- **Data shown**:
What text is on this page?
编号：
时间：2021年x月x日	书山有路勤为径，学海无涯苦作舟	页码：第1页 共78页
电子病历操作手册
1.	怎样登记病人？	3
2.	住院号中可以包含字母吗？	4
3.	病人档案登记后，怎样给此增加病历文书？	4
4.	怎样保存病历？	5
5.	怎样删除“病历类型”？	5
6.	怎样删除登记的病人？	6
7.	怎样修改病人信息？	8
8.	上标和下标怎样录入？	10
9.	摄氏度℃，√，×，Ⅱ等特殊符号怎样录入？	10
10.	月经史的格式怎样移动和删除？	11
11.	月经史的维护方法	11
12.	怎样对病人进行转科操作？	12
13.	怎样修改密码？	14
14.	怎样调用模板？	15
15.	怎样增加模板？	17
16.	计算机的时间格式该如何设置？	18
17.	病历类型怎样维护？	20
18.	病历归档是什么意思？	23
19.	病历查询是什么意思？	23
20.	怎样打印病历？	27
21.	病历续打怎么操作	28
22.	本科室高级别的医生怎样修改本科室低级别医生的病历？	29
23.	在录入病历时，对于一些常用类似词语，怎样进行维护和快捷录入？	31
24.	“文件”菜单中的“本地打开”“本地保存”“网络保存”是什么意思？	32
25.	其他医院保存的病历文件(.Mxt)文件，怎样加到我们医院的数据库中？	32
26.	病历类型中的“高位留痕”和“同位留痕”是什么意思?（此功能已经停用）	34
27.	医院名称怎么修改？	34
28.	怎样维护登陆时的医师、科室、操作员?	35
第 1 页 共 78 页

- **Direction**:
Using the data above, reproduce every line exactly.

- **Solution below**:
What text is on this page?
编号：
时间：2021年x月x日	书山有路勤为径，学海无涯苦作舟	页码：第1页 共78页
电子病历操作手册
1.	怎样登记病人？	3
2.	住院号中可以包含字母吗？	4
3.	病人档案登记后，怎样给此增加病历文书？	4
4.	怎样保存病历？	5
5.	怎样删除“病历类型”？	5
6.	怎样删除登记的病人？	6
7.	怎样修改病人信息？	8
8.	上标和下标怎样录入？	10
9.	摄氏度℃，√，×，Ⅱ等特殊符号怎样录入？	10
10.	月经史的格式怎样移动和删除？	11
11.	月经史的维护方法	11
12.	怎样对病人进行转科操作？	12
13.	怎样修改密码？	14
14.	怎样调用模板？	15
15.	怎样增加模板？	17
16.	计算机的时间格式该如何设置？	18
17.	病历类型怎样维护？	20
18.	病历归档是什么意思？	23
19.	病历查询是什么意思？	23
20.	怎样打印病历？	27
21.	病历续打怎么操作	28
22.	本科室高级别的医生怎样修改本科室低级别医生的病历？	29
23.	在录入病历时，对于一些常用类似词语，怎样进行维护和快捷录入？	31
24.	“文件”菜单中的“本地打开”“本地保存”“网络保存”是什么意思？	32
25.	其他医院保存的病历文件(.Mxt)文件，怎样加到我们医院的数据库中？	32
26.	病历类型中的“高位留痕”和“同位留痕”是什么意思?（此功能已经停用）	34
27.	医院名称怎么修改？	34
28.	怎样维护登陆时的医师、科室、操作员?	35
第 1 页 共 78 页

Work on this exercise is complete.